◆ **CHALLENGE**
Provide an exact transcription of all the records.
── STORED DATA
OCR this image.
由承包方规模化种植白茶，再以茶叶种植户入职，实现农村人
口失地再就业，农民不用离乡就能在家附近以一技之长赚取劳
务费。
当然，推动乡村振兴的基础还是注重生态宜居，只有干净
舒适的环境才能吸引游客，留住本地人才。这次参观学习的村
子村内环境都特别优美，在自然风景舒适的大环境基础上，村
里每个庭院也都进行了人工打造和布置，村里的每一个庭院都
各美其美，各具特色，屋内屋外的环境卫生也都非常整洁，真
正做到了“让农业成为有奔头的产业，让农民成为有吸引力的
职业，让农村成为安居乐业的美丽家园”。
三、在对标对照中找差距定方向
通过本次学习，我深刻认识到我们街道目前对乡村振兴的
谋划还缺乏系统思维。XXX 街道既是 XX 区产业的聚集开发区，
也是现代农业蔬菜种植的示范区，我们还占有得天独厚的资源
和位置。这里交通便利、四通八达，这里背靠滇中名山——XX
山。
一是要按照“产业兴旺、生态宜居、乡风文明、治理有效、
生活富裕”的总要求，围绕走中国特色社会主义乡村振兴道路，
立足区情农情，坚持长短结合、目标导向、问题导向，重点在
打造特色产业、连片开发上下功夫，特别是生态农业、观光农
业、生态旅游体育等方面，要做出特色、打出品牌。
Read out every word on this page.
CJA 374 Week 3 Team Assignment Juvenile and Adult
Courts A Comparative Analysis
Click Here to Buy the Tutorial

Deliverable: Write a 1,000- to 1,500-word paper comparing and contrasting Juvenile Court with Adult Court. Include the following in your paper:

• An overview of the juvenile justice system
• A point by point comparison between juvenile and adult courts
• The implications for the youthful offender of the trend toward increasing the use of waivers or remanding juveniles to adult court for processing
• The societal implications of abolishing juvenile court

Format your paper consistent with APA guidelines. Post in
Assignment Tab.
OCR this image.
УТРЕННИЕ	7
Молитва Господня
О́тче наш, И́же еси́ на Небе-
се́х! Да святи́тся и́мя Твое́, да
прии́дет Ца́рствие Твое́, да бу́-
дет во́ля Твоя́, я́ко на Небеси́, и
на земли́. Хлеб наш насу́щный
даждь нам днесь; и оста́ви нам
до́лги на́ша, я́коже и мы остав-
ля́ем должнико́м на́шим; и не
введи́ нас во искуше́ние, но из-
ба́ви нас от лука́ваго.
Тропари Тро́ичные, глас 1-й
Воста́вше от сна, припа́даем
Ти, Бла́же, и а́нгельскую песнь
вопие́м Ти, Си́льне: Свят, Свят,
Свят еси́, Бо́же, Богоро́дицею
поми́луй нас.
────
◆ **ANSWER TO THIS TASK**
OCR this image.
由承包方规模化种植白茶，再以茶叶种植户入职，实现农村人
口失地再就业，农民不用离乡就能在家附近以一技之长赚取劳
务费。
当然，推动乡村振兴的基础还是注重生态宜居，只有干净
舒适的环境才能吸引游客，留住本地人才。这次参观学习的村
子村内环境都特别优美，在自然风景舒适的大环境基础上，村
里每个庭院也都进行了人工打造和布置，村里的每一个庭院都
各美其美，各具特色，屋内屋外的环境卫生也都非常整洁，真
正做到了“让农业成为有奔头的产业，让农民成为有吸引力的
职业，让农村成为安居乐业的美丽家园”。
三、在对标对照中找差距定方向
通过本次学习，我深刻认识到我们街道目前对乡村振兴的
谋划还缺乏系统思维。XXX 街道既是 XX 区产业的聚集开发区，
也是现代农业蔬菜种植的示范区，我们还占有得天独厚的资源
和位置。这里交通便利、四通八达，这里背靠滇中名山——XX
山。
一是要按照“产业兴旺、生态宜居、乡风文明、治理有效、
生活富裕”的总要求，围绕走中国特色社会主义乡村振兴道路，
立足区情农情，坚持长短结合、目标导向、问题导向，重点在
打造特色产业、连片开发上下功夫，特别是生态农业、观光农
业、生态旅游体育等方面，要做出特色、打出品牌。
Read out every word on this page.
CJA 374 Week 3 Team Assignment Juvenile and Adult
Courts A Comparative Analysis
Click Here to Buy the Tutorial

Deliverable: Write a 1,000- to 1,500-word paper comparing and contrasting Juvenile Court with Adult Court. Include the following in your paper:

• An overview of the juvenile justice system
• A point by point comparison between juvenile and adult courts
• The implications for the youthful offender of the trend toward increasing the use of waivers or remanding juveniles to adult court for processing
• The societal implications of abolishing juvenile court

Format your paper consistent with APA guidelines. Post in
Assignment Tab.
OCR this image.
УТРЕННИЕ	7
Молитва Господня
О́тче наш, И́же еси́ на Небе-
се́х! Да святи́тся и́мя Твое́, да
прии́дет Ца́рствие Твое́, да бу́-
дет во́ля Твоя́, я́ко на Небеси́, и
на земли́. Хлеб наш насу́щный
даждь нам днесь; и оста́ви нам
до́лги на́ша, я́коже и мы остав-
ля́ем должнико́м на́шим; и не
введи́ нас во искуше́ние, но из-
ба́ви нас от лука́ваго.
Тропари Тро́ичные, глас 1-й
Воста́вше от сна, припа́даем
Ти, Бла́же, и а́нгельскую песнь
вопие́м Ти, Си́льне: Свят, Свят,
Свят еси́, Бо́же, Богоро́дицею
поми́луй нас.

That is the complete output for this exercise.